[Records that describe figures]
———
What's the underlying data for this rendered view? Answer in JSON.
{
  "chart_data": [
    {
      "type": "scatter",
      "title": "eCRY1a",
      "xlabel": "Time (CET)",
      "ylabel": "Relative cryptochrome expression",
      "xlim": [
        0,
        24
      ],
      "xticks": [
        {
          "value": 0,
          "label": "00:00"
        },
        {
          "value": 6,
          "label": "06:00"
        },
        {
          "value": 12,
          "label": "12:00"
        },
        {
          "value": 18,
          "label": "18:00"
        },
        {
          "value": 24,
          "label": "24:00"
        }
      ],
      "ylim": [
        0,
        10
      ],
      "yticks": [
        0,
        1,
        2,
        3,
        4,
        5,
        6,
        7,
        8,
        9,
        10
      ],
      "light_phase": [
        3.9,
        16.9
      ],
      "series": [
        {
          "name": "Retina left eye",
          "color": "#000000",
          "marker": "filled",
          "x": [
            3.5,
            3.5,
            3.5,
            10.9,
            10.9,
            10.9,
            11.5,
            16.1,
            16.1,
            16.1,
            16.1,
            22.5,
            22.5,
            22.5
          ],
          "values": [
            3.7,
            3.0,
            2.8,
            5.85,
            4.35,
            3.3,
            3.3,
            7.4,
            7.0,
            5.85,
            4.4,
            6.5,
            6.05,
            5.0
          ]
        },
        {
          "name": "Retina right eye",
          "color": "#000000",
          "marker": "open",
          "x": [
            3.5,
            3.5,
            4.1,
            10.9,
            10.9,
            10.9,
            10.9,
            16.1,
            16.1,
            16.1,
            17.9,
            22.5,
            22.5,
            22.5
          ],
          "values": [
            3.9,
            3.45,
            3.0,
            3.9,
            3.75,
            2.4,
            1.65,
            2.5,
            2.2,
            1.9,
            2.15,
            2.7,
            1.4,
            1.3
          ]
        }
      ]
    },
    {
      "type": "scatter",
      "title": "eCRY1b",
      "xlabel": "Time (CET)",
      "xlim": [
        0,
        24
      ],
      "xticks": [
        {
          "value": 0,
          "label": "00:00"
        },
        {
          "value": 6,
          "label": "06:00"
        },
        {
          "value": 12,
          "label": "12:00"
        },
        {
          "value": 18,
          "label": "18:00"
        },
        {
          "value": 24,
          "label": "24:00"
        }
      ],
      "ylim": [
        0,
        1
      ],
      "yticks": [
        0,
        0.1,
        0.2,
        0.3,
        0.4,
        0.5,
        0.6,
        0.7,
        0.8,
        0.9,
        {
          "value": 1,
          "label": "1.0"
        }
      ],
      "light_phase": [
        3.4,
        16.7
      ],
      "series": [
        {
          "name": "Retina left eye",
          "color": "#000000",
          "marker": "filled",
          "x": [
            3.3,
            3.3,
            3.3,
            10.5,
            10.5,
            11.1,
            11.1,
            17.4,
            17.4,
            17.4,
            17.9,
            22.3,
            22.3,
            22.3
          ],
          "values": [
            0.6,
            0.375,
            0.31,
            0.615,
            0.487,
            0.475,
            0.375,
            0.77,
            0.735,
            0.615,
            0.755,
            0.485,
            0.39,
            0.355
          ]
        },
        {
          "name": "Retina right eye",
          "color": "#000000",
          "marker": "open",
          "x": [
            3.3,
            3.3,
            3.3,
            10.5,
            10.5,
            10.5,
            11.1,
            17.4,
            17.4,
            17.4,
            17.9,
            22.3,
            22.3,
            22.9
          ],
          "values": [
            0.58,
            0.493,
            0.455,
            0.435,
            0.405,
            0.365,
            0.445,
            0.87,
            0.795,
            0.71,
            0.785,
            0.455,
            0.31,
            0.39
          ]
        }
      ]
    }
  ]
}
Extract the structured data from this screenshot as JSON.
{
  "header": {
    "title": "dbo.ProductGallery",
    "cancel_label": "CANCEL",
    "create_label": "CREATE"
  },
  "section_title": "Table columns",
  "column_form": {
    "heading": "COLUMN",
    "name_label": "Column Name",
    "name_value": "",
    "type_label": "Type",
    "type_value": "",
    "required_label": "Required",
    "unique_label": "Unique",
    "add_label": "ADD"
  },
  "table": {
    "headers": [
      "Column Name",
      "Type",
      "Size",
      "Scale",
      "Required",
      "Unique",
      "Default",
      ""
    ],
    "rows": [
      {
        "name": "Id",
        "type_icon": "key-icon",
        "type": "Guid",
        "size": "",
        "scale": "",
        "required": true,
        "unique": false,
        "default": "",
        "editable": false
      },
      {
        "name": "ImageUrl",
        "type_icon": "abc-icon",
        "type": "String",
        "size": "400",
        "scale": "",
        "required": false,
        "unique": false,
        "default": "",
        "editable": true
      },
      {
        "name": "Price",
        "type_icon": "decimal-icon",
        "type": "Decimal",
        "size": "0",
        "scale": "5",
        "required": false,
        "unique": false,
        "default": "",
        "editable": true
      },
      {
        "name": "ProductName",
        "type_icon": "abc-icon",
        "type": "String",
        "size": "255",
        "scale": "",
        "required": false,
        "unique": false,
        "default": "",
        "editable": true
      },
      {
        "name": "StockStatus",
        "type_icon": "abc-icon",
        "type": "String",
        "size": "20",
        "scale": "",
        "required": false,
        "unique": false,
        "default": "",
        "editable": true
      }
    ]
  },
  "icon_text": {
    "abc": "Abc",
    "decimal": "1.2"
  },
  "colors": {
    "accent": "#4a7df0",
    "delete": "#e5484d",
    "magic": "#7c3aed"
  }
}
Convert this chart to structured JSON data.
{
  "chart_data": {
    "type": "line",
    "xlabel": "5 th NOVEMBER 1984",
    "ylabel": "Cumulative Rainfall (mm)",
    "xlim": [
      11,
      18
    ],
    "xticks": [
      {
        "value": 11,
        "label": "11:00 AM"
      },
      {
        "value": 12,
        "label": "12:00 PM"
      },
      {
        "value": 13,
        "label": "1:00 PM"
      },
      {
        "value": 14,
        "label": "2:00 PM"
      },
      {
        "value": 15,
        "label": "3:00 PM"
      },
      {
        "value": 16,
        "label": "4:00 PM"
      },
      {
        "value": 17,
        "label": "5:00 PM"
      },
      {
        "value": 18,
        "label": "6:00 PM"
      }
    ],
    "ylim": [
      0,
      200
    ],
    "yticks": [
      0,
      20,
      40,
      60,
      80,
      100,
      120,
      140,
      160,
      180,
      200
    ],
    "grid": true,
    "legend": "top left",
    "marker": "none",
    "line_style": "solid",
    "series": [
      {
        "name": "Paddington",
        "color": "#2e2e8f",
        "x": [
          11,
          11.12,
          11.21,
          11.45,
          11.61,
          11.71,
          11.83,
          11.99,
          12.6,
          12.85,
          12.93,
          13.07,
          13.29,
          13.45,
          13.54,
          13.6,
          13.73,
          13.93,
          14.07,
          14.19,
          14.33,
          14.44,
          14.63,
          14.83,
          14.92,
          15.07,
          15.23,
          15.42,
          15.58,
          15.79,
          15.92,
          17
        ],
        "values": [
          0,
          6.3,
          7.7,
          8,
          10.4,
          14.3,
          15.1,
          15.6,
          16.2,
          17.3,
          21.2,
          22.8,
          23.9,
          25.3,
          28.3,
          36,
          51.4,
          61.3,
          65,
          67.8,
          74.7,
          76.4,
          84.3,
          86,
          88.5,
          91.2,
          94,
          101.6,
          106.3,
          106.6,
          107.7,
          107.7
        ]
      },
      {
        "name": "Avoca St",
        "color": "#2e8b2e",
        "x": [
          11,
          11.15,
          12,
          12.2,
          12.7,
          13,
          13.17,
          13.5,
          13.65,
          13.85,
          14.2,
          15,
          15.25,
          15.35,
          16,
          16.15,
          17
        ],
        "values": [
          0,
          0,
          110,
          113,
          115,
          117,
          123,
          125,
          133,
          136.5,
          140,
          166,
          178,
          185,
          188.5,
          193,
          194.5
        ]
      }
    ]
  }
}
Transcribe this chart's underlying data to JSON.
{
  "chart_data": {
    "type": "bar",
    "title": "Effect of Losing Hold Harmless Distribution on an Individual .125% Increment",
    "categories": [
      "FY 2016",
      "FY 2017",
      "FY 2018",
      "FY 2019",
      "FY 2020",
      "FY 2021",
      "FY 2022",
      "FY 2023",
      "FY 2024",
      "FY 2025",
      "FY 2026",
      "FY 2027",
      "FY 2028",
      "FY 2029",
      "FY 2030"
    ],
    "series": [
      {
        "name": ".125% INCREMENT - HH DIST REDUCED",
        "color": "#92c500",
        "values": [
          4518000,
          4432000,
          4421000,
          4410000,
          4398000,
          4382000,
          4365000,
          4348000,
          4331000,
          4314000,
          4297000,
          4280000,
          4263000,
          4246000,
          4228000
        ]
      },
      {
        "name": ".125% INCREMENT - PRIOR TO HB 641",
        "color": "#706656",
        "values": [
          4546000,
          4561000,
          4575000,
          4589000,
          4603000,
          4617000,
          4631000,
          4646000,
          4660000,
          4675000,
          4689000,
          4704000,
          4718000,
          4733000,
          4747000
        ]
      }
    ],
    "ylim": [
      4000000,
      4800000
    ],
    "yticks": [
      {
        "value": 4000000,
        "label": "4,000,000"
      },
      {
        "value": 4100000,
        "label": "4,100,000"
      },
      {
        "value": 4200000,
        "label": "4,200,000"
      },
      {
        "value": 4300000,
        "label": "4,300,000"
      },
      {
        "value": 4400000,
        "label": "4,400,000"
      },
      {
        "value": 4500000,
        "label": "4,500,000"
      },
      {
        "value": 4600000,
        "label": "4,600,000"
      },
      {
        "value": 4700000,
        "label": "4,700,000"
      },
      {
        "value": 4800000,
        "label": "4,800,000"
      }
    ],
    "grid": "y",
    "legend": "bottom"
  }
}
———
Where does the word "underlying" appear in the listing? List each line that holds it.

What's the underlying data for this rendered view? Answer in JSON.
Transcribe this chart's underlying data to JSON.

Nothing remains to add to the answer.